**Job:** Lines containing the word "xlabel" need to be counted. Please reply with how many there are, and nothing else.
:: Excerpted data ::
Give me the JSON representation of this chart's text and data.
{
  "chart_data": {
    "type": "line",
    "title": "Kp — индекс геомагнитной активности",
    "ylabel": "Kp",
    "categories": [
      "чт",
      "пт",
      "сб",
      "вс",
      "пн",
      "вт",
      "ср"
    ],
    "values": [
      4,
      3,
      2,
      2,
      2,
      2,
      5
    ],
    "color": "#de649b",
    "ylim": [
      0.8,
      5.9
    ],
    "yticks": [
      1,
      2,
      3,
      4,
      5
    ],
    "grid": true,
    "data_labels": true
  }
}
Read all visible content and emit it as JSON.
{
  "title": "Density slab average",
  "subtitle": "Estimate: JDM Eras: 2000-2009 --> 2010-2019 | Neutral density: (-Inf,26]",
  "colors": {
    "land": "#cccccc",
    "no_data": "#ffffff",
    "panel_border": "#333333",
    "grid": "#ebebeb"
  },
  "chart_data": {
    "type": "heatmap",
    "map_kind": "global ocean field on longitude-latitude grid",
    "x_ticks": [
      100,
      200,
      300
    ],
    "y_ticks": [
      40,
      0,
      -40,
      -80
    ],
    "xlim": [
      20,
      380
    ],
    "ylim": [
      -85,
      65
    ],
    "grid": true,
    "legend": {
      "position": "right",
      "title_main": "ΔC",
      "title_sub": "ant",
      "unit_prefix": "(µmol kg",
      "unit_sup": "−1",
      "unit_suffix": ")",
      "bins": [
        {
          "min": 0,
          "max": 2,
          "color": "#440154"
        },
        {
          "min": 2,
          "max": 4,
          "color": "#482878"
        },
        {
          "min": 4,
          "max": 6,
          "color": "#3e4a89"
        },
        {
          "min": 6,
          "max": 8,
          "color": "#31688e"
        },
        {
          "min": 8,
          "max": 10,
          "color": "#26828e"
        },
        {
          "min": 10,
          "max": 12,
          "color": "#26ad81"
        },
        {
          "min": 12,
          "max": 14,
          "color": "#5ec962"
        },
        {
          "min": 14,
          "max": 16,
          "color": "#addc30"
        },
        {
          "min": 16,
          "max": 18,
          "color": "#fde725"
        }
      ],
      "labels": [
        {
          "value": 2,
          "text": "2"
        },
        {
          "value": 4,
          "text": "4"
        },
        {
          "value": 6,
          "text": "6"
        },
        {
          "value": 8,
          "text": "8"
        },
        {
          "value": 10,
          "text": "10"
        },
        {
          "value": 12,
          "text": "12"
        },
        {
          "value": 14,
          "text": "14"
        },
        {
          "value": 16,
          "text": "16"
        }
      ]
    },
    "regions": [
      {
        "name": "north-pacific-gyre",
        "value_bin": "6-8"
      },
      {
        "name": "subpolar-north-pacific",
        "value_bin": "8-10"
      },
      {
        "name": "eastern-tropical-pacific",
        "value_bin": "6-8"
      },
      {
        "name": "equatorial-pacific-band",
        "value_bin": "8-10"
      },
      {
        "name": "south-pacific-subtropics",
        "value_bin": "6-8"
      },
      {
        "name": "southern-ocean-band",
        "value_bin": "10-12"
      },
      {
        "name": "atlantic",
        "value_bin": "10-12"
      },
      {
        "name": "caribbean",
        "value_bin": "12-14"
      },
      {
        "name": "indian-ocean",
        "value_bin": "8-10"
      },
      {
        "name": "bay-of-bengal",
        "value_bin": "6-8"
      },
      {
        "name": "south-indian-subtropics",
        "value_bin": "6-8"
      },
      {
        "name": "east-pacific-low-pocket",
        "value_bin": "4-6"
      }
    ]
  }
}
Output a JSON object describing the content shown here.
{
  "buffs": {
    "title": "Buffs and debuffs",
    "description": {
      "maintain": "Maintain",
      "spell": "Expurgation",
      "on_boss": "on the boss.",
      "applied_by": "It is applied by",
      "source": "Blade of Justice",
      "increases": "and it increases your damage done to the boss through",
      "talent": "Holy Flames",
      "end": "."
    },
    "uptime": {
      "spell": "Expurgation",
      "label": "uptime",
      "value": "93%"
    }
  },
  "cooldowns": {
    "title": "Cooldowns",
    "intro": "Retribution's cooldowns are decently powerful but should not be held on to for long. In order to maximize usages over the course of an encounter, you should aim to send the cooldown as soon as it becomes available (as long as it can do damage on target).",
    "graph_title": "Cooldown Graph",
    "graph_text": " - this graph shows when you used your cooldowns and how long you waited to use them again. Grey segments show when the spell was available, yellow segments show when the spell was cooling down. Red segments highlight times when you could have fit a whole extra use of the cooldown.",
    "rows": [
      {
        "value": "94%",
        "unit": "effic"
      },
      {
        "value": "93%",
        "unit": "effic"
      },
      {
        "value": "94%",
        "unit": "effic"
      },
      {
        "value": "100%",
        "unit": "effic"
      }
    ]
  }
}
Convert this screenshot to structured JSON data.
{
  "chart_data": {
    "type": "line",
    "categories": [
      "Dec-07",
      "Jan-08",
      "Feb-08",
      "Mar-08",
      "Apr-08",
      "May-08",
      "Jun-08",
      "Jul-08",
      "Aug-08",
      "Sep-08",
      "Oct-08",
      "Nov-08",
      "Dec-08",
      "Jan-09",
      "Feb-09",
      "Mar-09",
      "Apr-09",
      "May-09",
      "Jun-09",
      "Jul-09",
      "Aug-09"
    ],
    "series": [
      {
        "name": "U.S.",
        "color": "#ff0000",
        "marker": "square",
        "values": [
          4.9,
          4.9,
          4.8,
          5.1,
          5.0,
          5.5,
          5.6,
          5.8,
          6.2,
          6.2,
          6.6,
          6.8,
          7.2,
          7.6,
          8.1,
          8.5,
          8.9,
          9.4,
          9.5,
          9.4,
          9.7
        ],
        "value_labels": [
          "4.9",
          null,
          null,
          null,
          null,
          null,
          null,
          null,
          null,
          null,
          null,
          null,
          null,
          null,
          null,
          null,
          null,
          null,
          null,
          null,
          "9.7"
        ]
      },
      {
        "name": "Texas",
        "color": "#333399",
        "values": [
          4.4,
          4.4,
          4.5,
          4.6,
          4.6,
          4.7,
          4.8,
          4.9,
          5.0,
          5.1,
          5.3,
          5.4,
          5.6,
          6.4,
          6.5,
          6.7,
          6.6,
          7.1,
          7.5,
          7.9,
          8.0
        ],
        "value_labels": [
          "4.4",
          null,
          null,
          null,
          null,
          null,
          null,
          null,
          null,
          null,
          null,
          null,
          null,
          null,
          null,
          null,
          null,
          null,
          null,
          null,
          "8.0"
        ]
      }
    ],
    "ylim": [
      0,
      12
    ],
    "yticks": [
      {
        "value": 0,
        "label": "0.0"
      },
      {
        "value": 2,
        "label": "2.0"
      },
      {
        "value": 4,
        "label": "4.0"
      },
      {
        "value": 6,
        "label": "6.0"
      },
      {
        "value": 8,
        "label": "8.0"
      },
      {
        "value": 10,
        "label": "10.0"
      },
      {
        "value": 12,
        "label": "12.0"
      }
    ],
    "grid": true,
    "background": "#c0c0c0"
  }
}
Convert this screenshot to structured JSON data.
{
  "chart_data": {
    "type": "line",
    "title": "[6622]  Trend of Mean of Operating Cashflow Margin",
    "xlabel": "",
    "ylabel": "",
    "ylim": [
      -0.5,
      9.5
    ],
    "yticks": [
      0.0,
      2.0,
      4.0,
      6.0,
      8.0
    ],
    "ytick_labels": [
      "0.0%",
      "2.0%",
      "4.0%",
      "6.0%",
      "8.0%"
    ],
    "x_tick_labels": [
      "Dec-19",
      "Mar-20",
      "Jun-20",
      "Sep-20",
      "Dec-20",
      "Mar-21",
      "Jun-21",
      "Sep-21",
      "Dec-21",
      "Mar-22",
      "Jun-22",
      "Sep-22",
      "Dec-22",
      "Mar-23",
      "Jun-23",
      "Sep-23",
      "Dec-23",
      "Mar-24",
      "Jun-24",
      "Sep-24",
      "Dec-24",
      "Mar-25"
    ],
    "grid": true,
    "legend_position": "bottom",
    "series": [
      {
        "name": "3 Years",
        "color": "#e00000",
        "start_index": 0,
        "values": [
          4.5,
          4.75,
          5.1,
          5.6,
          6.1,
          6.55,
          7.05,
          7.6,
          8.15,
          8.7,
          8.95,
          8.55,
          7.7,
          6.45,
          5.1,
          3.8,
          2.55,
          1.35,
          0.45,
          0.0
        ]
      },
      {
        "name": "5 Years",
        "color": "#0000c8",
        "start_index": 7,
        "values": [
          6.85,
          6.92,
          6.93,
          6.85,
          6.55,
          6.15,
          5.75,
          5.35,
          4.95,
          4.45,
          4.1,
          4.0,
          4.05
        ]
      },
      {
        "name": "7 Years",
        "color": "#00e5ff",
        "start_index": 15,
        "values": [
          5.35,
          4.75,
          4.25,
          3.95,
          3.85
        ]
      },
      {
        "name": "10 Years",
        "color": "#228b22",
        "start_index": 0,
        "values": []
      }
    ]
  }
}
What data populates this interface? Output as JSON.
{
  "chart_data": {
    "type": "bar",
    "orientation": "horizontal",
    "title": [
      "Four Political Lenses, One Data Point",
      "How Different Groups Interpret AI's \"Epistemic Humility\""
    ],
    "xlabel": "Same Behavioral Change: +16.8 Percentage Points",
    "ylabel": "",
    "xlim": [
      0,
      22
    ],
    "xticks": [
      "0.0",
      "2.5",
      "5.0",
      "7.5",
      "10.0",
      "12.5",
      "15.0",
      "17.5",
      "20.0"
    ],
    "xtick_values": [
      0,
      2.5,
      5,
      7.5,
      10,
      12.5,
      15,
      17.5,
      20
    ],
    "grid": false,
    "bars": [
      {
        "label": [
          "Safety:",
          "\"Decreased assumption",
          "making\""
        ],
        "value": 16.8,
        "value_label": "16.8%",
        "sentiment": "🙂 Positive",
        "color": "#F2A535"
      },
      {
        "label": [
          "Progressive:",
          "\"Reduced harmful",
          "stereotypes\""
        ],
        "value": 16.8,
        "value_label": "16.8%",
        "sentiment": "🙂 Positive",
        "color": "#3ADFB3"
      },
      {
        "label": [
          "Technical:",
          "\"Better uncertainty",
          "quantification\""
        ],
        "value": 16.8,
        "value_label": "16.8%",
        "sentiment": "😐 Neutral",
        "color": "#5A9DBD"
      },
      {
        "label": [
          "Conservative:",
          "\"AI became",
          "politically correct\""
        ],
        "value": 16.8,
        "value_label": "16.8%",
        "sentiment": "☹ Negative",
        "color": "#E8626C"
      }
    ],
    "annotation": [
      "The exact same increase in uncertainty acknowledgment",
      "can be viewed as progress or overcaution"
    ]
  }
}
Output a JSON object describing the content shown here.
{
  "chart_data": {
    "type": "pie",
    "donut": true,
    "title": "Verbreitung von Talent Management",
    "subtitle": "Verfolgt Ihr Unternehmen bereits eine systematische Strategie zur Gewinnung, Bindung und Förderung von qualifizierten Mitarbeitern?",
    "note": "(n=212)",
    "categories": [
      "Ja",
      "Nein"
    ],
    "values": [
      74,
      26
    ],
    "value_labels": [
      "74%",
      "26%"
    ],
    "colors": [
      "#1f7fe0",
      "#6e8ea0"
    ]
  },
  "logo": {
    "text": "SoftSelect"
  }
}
:::
**Output:** 2